(Task objective)
Below are records. Copy every line with "this" in it.

═══ Dataset extract

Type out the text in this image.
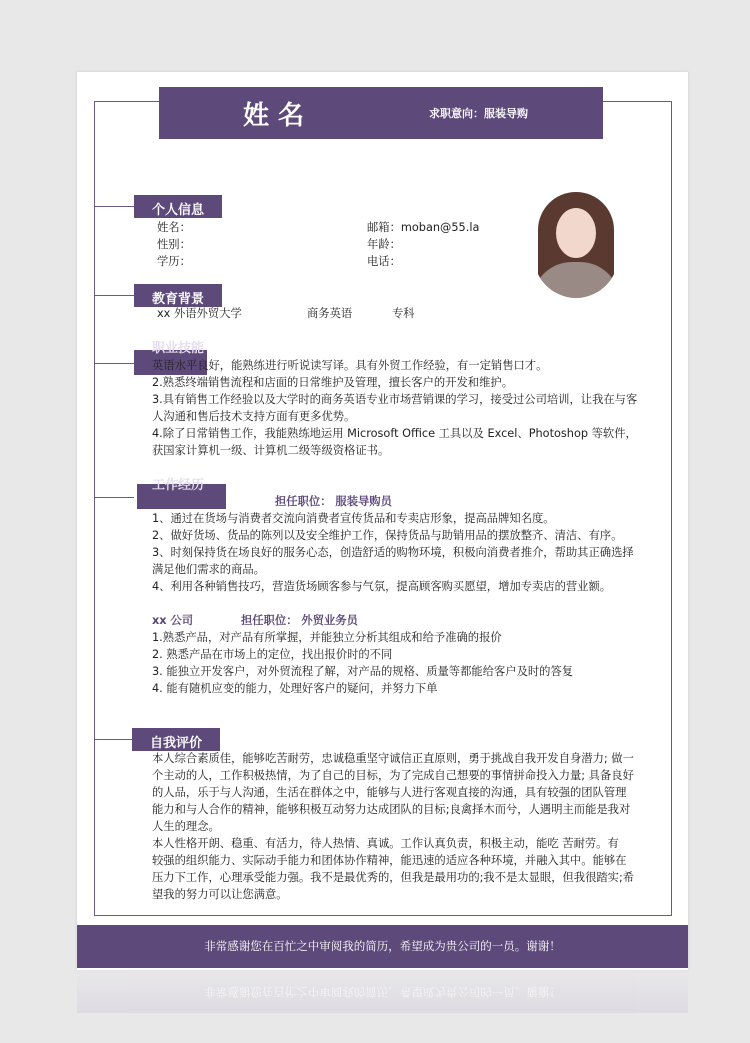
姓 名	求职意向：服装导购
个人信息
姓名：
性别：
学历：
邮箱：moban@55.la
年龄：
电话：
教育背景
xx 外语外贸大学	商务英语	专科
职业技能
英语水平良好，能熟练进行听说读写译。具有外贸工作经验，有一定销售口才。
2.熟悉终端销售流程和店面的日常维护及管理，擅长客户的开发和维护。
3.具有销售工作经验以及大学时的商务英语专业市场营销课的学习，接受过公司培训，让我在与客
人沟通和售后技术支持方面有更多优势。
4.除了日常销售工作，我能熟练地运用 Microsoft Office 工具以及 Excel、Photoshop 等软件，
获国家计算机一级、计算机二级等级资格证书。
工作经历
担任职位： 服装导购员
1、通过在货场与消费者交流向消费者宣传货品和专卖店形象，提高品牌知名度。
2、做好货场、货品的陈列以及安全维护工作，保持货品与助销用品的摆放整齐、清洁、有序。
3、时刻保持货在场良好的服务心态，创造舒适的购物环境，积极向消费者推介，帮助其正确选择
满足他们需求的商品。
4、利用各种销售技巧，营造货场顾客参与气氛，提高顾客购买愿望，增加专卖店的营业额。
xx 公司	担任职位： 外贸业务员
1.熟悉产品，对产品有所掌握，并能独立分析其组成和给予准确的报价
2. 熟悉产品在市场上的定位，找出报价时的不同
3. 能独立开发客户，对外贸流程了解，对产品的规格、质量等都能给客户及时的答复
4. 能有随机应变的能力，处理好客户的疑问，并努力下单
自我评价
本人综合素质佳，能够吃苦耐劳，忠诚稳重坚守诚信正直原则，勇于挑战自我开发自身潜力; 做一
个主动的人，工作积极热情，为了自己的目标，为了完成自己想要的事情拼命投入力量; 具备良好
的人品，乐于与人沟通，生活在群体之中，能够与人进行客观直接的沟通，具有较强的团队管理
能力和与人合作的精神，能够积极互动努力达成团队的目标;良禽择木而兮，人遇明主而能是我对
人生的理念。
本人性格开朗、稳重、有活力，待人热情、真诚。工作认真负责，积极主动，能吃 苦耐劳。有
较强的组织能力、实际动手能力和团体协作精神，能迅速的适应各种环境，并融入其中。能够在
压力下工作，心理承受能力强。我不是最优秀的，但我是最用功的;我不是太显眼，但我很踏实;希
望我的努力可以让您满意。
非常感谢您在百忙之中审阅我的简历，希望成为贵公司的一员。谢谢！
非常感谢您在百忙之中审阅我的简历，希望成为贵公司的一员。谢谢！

══════
═══ Dataset extract

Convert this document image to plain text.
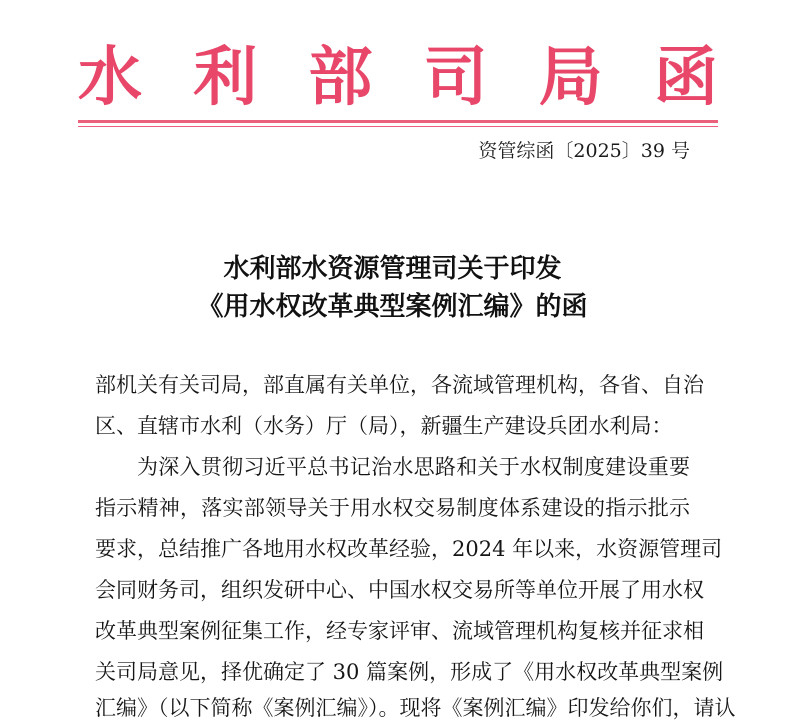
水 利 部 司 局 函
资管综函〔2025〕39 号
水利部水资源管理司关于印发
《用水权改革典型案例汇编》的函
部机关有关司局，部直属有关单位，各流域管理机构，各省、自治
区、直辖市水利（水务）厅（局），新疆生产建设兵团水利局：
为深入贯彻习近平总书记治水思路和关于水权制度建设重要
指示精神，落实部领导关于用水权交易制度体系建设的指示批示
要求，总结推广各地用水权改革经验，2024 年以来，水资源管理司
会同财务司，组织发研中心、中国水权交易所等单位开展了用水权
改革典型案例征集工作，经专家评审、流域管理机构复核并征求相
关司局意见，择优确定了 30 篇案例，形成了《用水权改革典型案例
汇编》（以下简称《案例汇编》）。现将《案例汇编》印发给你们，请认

══════

(Output of the exercise)
Type out the text in this image.
Convert this document image to plain text.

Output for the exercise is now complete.